1. A raster generator comprising: a line sequencer that is configured to sequence through a list of line descriptors, each line descriptor of the list of line descriptors including a line-count parameter and a line-type parameter, the line-count parameter corresponding to a number of raster lines corresponding to the line-type parameter, the line-type parameter corresponding to a descriptor of a sequence of raster signals that form each raster line corresponding to the line-type parameter, and a signal generator that is configured to produce the sequence of raster signals based on the descriptor of the sequence.

2. The raster generator of claim 1, further including a programmable memory that is configured to contain the list of line descriptors.

3. The raster generator of claim 1, wherein each descriptor of the sequence of raster signals corresponds to a set of pattern identifiers, and the raster generator further comprises a pattern sequencer that is further configured to sequence through the set of pattern identifiers to produce a set of pattern sequences corresponding to the descriptor of the sequence.

4. The raster generator of claim 3, further including a programmable memory that is configured to contain each set of pattern identifiers.

5. The raster generator of claim 3, wherein each pattern sequence of the set of pattern sequences corresponds to a set of duration-value pairs, and the signal generator produces the sequence of raster signals by applying particular raster values for particular durations, based on the duration-value pairs.

§ YOUR TASKS:
a - Translate this sentence from the raster generator claims into Spanish: "The raster generator of claim 1, further including a programmable memory that is configured to contain the list of line descriptors."
b - From the entries, pull out the part that opens with the line containing "tab-title: settings: [90, 16, 302, 33]" and closes with the line containing "menubar: File Edit View: [0, 45, 1157, 89]", copying each line unchanged, both ends included.

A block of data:
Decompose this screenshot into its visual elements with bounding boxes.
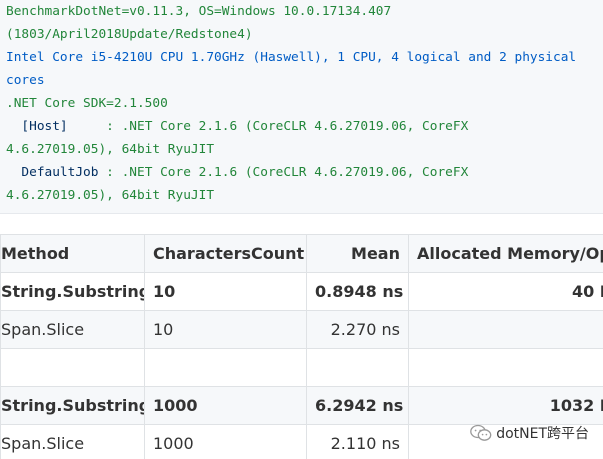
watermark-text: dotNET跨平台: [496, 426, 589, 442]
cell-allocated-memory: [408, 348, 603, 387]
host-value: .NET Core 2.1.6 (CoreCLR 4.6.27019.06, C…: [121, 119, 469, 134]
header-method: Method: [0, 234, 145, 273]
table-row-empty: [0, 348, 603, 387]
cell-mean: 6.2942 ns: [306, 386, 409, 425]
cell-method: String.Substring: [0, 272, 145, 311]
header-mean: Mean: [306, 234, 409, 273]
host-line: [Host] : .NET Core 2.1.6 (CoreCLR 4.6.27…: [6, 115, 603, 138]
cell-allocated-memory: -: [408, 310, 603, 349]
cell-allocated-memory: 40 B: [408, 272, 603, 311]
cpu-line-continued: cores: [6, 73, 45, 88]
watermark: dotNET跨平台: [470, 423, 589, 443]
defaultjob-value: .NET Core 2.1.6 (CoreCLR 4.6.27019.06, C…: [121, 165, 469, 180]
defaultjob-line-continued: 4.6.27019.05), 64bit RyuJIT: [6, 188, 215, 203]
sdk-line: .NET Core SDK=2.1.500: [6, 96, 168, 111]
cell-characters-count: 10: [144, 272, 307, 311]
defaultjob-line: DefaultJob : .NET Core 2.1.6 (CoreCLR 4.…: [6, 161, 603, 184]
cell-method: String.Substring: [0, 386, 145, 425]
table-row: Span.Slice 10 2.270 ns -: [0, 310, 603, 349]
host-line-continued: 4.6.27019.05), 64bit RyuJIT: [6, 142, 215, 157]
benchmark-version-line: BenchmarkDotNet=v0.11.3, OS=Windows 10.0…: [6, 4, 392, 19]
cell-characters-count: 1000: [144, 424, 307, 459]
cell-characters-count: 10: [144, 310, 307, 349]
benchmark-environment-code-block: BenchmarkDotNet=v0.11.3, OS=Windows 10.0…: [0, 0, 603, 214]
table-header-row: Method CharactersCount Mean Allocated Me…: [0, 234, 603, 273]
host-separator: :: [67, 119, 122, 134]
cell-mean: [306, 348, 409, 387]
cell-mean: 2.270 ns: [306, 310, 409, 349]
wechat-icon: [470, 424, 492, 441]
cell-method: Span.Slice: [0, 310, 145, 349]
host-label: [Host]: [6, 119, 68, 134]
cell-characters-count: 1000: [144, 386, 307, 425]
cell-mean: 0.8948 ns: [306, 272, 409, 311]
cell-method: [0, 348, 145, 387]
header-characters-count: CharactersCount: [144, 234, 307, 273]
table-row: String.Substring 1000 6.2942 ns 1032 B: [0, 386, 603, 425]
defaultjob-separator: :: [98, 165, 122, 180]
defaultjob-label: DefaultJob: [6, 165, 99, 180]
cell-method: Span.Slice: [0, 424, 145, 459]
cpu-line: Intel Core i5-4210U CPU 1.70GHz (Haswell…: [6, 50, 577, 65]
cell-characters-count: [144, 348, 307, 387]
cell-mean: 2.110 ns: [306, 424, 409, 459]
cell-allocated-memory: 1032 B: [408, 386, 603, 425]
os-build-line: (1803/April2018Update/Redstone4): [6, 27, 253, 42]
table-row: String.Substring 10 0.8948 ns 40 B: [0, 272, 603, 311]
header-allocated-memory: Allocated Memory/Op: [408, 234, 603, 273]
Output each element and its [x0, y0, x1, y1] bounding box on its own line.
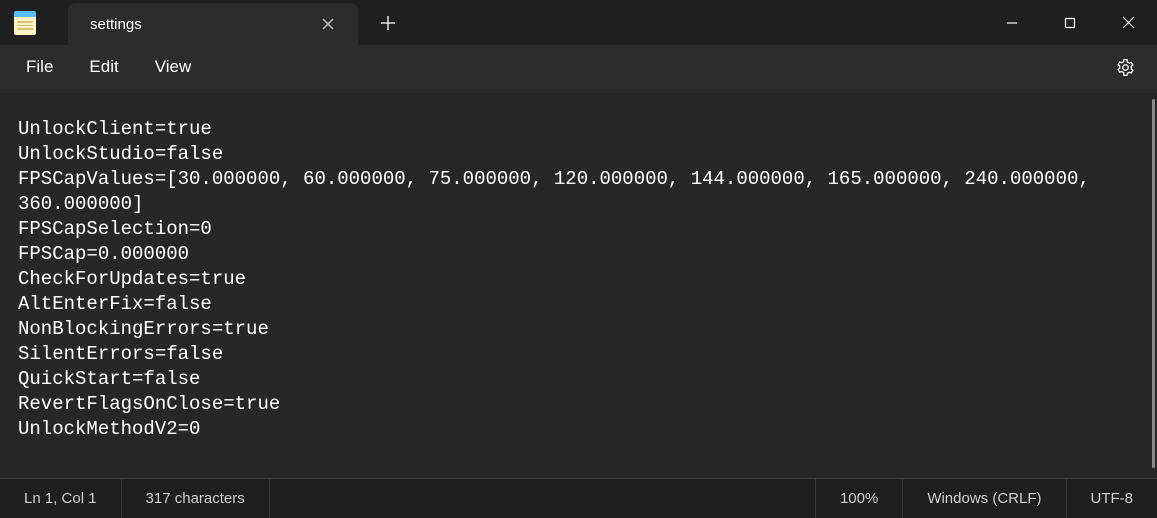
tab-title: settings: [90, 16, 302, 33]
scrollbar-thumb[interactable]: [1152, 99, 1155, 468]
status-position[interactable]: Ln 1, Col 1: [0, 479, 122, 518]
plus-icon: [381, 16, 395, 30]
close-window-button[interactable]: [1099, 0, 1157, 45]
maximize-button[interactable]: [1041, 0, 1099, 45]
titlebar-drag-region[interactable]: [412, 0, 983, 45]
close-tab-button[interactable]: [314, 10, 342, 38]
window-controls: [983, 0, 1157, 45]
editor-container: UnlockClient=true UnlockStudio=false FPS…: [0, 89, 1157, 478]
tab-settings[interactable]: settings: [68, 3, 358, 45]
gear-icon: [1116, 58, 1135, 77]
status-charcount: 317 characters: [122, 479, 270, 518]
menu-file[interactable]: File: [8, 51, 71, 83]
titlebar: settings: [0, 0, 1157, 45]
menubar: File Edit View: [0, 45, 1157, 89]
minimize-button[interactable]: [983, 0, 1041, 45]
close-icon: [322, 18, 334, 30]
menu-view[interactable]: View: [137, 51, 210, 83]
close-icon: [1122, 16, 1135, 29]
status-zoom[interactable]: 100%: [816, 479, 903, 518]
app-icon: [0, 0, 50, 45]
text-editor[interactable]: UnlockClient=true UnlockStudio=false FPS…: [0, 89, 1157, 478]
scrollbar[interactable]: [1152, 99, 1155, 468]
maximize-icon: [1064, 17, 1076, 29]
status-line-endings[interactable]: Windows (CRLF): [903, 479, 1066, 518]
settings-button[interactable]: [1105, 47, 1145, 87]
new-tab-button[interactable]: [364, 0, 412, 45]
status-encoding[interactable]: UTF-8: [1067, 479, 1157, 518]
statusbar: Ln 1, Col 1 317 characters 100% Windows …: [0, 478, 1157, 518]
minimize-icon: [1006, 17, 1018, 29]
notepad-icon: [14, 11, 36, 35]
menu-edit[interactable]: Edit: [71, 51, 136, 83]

==

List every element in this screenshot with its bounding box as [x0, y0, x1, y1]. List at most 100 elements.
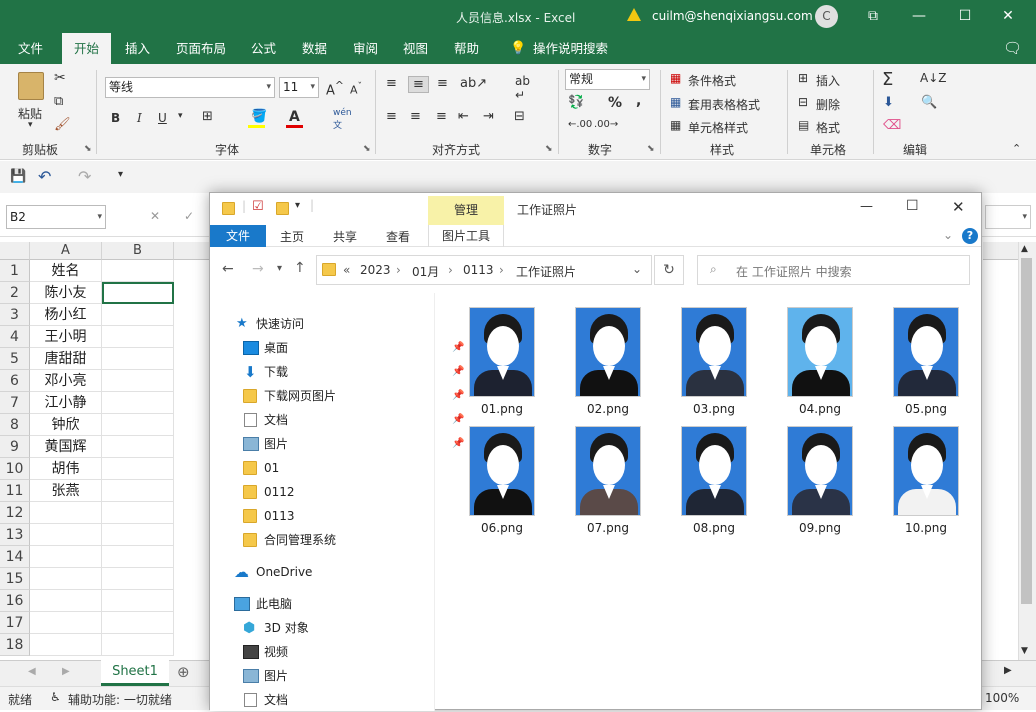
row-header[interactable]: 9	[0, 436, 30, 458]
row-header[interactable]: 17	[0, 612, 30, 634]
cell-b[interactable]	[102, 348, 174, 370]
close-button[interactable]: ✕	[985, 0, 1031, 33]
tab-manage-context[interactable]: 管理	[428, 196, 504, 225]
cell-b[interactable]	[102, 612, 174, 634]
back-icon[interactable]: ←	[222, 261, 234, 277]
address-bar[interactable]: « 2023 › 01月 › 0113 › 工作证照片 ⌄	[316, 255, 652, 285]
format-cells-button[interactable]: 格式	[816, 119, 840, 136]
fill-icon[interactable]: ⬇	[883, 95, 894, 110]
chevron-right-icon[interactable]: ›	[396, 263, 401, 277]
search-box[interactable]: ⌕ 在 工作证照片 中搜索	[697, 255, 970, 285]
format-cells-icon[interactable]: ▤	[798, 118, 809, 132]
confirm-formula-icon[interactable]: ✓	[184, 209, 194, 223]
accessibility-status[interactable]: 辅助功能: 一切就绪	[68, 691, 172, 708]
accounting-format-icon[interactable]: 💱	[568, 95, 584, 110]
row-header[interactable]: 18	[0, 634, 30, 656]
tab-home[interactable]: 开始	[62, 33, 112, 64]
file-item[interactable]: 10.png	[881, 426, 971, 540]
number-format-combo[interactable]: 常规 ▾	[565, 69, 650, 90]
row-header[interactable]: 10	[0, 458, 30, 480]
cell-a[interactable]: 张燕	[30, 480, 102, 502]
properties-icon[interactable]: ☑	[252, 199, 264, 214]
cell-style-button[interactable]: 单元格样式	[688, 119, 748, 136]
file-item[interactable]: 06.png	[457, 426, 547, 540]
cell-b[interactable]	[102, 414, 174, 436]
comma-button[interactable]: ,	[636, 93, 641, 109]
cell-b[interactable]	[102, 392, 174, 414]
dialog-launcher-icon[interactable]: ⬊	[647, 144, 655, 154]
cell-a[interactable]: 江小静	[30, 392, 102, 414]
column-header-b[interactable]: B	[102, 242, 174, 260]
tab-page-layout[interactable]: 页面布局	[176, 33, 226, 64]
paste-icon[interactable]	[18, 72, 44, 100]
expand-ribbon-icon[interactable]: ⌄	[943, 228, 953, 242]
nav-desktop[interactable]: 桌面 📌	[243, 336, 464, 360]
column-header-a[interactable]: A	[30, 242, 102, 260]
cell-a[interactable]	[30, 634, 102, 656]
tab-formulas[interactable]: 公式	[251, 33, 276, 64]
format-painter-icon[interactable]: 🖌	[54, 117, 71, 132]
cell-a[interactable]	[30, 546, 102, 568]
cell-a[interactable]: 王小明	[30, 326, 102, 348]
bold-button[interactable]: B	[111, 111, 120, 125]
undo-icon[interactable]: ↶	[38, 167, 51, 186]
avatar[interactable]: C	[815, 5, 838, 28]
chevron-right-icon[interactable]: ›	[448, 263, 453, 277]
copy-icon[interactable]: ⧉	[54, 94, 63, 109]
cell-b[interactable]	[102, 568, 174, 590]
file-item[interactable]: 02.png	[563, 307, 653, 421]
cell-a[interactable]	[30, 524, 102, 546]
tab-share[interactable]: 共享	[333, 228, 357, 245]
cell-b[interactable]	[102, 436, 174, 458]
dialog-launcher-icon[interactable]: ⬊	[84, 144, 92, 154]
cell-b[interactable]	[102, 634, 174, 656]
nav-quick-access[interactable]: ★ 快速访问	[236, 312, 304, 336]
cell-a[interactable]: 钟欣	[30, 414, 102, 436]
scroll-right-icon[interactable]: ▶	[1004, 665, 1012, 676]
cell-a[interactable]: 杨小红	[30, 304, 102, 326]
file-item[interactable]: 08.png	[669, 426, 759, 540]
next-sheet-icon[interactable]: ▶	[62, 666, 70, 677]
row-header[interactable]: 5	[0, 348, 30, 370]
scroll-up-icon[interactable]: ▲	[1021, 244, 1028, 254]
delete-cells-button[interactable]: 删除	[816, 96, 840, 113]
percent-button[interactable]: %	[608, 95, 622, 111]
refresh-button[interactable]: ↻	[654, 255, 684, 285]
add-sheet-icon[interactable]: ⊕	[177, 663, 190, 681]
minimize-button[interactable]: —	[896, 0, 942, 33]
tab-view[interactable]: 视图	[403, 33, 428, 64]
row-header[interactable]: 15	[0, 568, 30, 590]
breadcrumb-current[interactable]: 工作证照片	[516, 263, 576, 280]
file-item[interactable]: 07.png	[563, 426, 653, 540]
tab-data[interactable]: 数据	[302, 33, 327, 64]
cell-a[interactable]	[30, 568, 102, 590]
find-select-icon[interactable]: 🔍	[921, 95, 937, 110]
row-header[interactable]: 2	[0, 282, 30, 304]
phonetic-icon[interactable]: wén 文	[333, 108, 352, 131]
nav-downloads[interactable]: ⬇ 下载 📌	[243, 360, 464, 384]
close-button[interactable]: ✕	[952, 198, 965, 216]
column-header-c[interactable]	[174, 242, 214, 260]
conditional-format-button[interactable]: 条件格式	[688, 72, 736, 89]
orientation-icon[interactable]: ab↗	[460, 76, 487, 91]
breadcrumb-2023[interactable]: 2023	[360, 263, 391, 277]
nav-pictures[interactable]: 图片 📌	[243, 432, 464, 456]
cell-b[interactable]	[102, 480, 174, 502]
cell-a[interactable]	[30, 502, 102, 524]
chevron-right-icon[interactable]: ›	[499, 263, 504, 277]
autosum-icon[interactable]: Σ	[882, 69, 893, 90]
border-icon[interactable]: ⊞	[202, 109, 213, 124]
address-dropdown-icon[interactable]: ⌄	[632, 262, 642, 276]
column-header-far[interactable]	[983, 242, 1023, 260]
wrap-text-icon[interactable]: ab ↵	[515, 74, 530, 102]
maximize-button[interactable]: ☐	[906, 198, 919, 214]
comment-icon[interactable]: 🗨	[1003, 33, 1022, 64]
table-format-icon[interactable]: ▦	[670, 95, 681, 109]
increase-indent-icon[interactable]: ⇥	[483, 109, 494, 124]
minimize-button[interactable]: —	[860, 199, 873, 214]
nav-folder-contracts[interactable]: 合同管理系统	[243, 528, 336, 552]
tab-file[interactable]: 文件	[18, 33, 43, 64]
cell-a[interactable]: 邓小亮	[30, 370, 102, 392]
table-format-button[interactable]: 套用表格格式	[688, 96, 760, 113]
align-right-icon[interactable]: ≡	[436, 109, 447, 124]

§ SOLVED PROBLEMS:
a - El generador de trama de la reivindicación 1, que incluye además una memoria programable que está configurada para contener la lista de descriptores de línea.

b -
tab-title: settings: [90, 16, 302, 33]
scrollbar-thumb[interactable]: [1152, 99, 1155, 468]
status-position[interactable]: Ln 1, Col 1: [0, 479, 122, 518]
plus-icon: [381, 16, 395, 30]
close-window-button[interactable]: [1099, 0, 1157, 45]
maximize-button[interactable]: [1041, 0, 1099, 45]
titlebar-drag-region[interactable]: [412, 0, 983, 45]
close-tab-button[interactable]: [314, 10, 342, 38]
window-controls: [983, 0, 1157, 45]
editor-container: UnlockClient=true UnlockStudio=false FPS…: [0, 89, 1157, 478]
tab-settings[interactable]: settings: [68, 3, 358, 45]
gear-icon: [1116, 58, 1135, 77]
status-charcount: 317 characters: [122, 479, 270, 518]
menu-file[interactable]: File: [8, 51, 71, 83]
titlebar: settings: [0, 0, 1157, 45]
menubar: File Edit View: [0, 45, 1157, 89]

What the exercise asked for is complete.